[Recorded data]
==========

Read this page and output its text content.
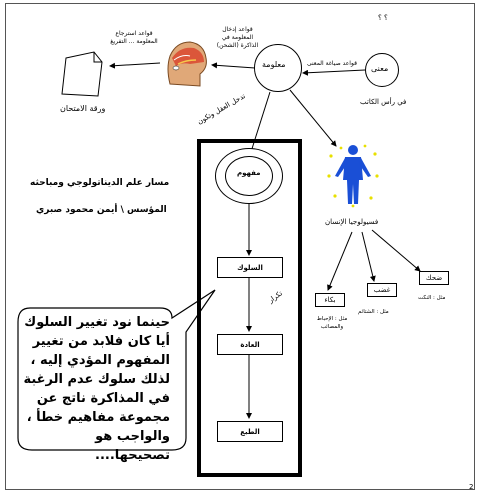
معنى
معلومة
ورقة الامتحان
قواعد صياغة المعنى
قواعد إدخال المعلومة في الذاكرة (الشحن)
قواعد استرجاع المعلومة ... التفريغ
في رأس الكاتب
تدخل العقل وتكون
؟ ؟
مفهوم
السلوك
العادة
الطبع
تكرار
مسار علم الديناتولوجي ومباحثه
المؤسس \ أيمن محمود صبري
فسيولوجيا الإنسان
ضحك
غضب
بكاء	مثل : النكت
مثل : الشتائم
مثل : الإحباط والمصائب
حينما نود تغيير السلوك أيا كان فلابد من تغيير المفهوم المؤدي إليه ، لذلك سلوك عدم الرغبة في المذاكرة ناتج عن مجموعة مفاهيم خطأ ، والواجب هو تصحيحها....
2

==========

YOUR OBJECTIVE: Omit pictures; set down the rest of the material word for word.

ANSWER TO THE EXERCISE:
Read this page and output its text content.
معنى
معلومة
ورقة الامتحان
قواعد صياغة المعنى
قواعد إدخال المعلومة في الذاكرة (الشحن)
قواعد استرجاع المعلومة ... التفريغ
في رأس الكاتب
تدخل العقل وتكون
؟ ؟
مفهوم
السلوك
العادة
الطبع
تكرار
مسار علم الديناتولوجي ومباحثه
المؤسس \ أيمن محمود صبري
فسيولوجيا الإنسان
ضحك
غضب
بكاء	مثل : النكت
مثل : الشتائم
مثل : الإحباط والمصائب
حينما نود تغيير السلوك أيا كان فلابد من تغيير المفهوم المؤدي إليه ، لذلك سلوك عدم الرغبة في المذاكرة ناتج عن مجموعة مفاهيم خطأ ، والواجب هو تصحيحها....
2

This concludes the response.